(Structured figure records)
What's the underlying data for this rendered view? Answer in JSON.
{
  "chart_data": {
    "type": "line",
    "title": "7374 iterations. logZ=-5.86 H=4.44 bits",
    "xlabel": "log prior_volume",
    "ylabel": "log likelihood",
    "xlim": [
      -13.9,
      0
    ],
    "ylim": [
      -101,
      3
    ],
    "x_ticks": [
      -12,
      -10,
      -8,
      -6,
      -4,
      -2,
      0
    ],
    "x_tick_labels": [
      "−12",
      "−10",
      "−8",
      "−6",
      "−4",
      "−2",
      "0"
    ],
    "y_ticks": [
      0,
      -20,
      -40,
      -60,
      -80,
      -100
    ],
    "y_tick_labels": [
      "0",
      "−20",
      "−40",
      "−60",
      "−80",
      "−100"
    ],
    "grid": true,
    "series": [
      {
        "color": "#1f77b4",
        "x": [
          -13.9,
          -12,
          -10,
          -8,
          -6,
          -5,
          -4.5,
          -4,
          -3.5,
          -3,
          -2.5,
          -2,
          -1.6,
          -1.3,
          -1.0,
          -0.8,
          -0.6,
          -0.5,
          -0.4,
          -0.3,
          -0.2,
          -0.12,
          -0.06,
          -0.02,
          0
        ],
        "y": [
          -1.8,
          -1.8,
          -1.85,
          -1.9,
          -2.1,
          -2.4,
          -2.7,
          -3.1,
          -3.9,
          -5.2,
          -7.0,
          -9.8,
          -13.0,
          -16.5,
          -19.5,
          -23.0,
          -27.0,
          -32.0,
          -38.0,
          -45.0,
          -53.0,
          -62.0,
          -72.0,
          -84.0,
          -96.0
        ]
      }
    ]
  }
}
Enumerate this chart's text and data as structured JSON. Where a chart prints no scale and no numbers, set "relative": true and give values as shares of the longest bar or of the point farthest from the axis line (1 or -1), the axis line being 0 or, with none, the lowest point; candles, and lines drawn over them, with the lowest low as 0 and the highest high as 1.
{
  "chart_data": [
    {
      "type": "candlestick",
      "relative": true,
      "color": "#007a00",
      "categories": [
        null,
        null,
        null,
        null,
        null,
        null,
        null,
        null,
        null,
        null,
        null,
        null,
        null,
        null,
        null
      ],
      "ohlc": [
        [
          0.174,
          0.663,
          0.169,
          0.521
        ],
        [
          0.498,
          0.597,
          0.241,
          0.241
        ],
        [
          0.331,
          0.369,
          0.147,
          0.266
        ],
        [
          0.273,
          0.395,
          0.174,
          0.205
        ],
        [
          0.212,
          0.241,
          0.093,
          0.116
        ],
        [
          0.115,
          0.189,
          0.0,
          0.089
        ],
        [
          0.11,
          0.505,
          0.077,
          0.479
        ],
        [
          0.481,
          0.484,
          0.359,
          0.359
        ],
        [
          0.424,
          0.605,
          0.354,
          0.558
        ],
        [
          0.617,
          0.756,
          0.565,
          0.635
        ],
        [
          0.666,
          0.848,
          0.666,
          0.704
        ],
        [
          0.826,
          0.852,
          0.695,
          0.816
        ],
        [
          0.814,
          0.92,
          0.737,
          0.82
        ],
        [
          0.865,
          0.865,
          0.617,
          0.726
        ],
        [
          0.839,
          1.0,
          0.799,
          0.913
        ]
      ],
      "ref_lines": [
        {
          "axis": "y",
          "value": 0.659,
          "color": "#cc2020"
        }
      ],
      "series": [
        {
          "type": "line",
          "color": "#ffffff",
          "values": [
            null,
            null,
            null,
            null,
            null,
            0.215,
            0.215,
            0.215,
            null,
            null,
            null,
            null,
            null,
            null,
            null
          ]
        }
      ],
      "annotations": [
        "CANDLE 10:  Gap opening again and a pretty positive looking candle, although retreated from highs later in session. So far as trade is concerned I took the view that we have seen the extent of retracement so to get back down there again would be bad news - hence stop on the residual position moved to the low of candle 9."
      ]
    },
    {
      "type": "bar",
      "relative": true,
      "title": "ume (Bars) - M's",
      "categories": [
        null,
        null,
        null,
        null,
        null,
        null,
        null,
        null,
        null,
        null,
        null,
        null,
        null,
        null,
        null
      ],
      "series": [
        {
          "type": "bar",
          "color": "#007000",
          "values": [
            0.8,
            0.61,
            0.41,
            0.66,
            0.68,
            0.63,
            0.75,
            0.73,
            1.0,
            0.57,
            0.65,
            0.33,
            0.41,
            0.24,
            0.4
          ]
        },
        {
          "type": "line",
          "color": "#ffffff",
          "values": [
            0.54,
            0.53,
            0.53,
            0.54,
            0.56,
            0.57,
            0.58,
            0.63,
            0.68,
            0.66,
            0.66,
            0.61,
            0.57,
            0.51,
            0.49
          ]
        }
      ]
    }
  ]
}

• Required work: Show all lines in the entries above where the string "title" appears.

• Solution to the problem:
    "title": "7374 iterations. logZ=-5.86 H=4.44 bits",
      "title": "ume (Bars) - M's",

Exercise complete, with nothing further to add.